Task directions: Resume the Farcaster thread about the open letter calling for a pause on AI progress, picking up after its final post.

Excerpt provided:
What do you Farcasters think about the recent open letter to pause AI progress?

Maybe Im Wasabi〽️

@maybeimwasabi

The OG techcrunch article:

Maybe Im Wasabi〽️

@maybeimwasabi

What about if they didn’t stop…but made it less public?

Maybe Im Wasabi〽️

@maybeimwasabi

So, zero fear around how it affects “meaningful work” as they put it?

Maybe Im Wasabi〽️

@maybeimwasabi

The difference being the *speed* of change of these technologies vs past

max⚡️

@maxp.eth

Reminds me of the concerned.tech letter, “stop progress because I don’t like or understand it”

g (🥝,🔪)

@g3rard.eth

Lol first thought was SouthPark 'they took our jerbs' but certainly in a different context

ccarella

@ccarella.eth

Where can I sign a letter for the US to subsidize and accelerate the work? Our global competition will not take a pause. This is a weak men mindset.

Maybe Im Wasabi〽️

@maybeimwasabi

Agreed, what about if it were out of public hands

Maybe Im Wasabi〽️

@maybeimwasabi

The difference (maybe) here is the speed of progress…seems unparalleled with anything in the past

Ryan Anderson

@ra

What if only a handful of people got access to the internet because “notable signatories” were afraid of it. We already have a huge wealth gap… creating a knowledge gap would be catastrophic.

Maybe Im Wasabi〽️

@maybeimwasabi

Hm. Good point. What if gpt4 was available to all but the better models were not..just for 6 months…until we figure out any consequences?

Ryan Anderson

@ra

I mean that’s effectively what’s happening. When GPT-4 came out, a few people mentioned they’d been using it since the summer. Imo the negative effects will be an extension of what’s already happening. Public AI will make it more efficient but it’s unlikely to create direct negative effects.

Given information:

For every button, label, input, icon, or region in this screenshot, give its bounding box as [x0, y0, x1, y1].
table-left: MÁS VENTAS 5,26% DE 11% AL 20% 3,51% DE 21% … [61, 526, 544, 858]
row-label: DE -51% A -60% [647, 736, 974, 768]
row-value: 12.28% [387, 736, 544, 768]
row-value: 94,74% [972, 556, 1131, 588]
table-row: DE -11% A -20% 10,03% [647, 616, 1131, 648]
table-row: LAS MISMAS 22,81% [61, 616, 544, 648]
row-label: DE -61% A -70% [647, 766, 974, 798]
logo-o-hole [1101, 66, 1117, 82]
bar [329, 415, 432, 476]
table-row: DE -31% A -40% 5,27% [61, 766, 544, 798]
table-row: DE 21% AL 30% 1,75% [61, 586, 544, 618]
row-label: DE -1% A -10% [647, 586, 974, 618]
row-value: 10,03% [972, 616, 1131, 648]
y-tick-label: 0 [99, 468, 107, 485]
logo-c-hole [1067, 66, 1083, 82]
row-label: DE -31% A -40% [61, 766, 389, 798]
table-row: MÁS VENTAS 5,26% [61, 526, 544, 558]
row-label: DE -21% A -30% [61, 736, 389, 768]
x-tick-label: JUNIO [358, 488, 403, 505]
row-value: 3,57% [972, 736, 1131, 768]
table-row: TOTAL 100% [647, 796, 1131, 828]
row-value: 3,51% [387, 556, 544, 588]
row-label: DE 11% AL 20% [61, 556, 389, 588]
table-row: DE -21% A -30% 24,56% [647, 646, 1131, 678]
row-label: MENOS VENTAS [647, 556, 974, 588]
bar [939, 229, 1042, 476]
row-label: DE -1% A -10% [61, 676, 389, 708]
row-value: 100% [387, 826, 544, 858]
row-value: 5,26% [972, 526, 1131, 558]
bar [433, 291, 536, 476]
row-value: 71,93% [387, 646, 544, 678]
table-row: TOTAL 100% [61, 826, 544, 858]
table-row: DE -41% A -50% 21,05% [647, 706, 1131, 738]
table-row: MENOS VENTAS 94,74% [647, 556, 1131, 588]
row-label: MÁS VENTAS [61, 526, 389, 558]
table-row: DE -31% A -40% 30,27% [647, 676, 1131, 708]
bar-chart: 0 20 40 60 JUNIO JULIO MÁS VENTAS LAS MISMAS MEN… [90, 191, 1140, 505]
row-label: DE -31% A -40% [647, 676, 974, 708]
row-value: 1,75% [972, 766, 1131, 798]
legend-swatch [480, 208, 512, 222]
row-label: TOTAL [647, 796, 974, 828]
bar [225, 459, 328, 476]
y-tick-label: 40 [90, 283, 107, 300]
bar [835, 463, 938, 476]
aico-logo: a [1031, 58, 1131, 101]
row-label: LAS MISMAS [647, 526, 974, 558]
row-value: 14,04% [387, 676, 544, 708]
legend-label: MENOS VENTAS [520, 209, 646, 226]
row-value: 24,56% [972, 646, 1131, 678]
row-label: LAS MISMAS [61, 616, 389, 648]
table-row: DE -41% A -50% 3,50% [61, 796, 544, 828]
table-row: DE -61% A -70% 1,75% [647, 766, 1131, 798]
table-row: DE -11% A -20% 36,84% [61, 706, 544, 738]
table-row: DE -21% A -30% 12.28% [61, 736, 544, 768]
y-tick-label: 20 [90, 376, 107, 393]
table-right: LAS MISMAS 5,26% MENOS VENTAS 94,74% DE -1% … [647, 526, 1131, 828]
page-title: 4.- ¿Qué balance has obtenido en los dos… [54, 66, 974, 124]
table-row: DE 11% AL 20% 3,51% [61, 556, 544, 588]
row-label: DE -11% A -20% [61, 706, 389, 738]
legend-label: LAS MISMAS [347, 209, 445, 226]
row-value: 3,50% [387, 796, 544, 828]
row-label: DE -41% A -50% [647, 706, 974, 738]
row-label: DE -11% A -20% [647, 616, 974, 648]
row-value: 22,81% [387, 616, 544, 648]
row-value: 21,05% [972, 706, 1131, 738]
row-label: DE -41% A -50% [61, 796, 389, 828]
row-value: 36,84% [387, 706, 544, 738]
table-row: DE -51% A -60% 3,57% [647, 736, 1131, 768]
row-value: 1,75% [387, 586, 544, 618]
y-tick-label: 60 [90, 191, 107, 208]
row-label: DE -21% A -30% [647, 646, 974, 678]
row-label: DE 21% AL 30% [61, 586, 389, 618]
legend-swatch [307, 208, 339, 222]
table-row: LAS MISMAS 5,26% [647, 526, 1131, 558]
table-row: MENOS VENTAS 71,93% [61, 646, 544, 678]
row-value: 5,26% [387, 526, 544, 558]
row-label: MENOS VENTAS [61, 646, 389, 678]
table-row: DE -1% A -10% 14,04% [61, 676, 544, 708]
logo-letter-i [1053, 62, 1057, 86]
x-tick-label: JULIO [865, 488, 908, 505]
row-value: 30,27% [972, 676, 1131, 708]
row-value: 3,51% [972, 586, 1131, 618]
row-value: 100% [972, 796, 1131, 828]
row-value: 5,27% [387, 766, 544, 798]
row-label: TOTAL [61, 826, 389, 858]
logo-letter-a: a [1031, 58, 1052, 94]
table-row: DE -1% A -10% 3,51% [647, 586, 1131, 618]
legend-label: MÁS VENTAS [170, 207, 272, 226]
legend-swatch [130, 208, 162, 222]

Result below:
chrsmaral

@chrsmaral

feels more like 1100 signatories wanting to be noticed

Maybe Im Wasabi〽️

@maybeimwasabi

Really, all just a pr stunt? 🥲

chrsmaral

@chrsmaral

It‘s always a pr stunt… The worried people are working on solutions and not trying to stop progress. Join them and make it safe.

Jamie → q/dau

@chicago

They don't know how to regulate it so now they're trying to stop or slow it down. Regulation by headline. Old world ideas 👎

WakΞ

@wake

This is my read, too. Maybe some signers are well informed and intentioned, but this is mostly moral panic/ attention mongering. I am also dubious of Musk's intent, given his history with the company and present-day remarks.

Maybe Im Wasabi〽️

@maybeimwasabi

Can someone address the speed of change.. the difference between AI and any other past tech is the speed of progress…

Maybe Im Wasabi〽️

@maybeimwasabi

Wdyt of the speed of progress? It’s unlike anything prior. Does that matter to our, human, regulatory ability to adapt?

Aditya

@itsaditya

Elon asking openai to stop so that tesla can catch up? Idk, asking to stop progression is stupidity

WakΞ

@wake

It matters. It's just futile. Six months of regulatory wheel-spinning and Musk spotlighting won't change the next century of human displacement.

adiba

@adiba.eth

Exactly 🎯 'Please wait so I can catch up'

Stephen

@stephenlacy

These signers aren’t the ones actually working on the next gen models. Its a publicity stunt, they can then claim in 10 years that they were against [insert future misbehaving model] that caused mayhem.

Zach French

@zachfrench

There are a lot of legitimate concerns here that we need to try and address. I am not 6 months of freezing will solve them

chrsmaral

@chrsmaral

With such actions, I often sense remorse that it‘s not themselves leading innovation (or headlines). And therefore, it‘s not them paving the way with their rules and their set of regulations. If so, asking for six months is simply a sad move to try to catch up and enforce their own views.

WakΞ

@wake

From what I've read, this summarizes Musk's motive. Likely others. Trying to stir up a moral panic. Cultural arbitrage.

max⚡️

@maxp.eth

I think it’s too early to tell. Feels that way now, but it could have been a one-off leap like self driving cars.

Maybe Im Wasabi〽️

@maybeimwasabi

What are your top concerns?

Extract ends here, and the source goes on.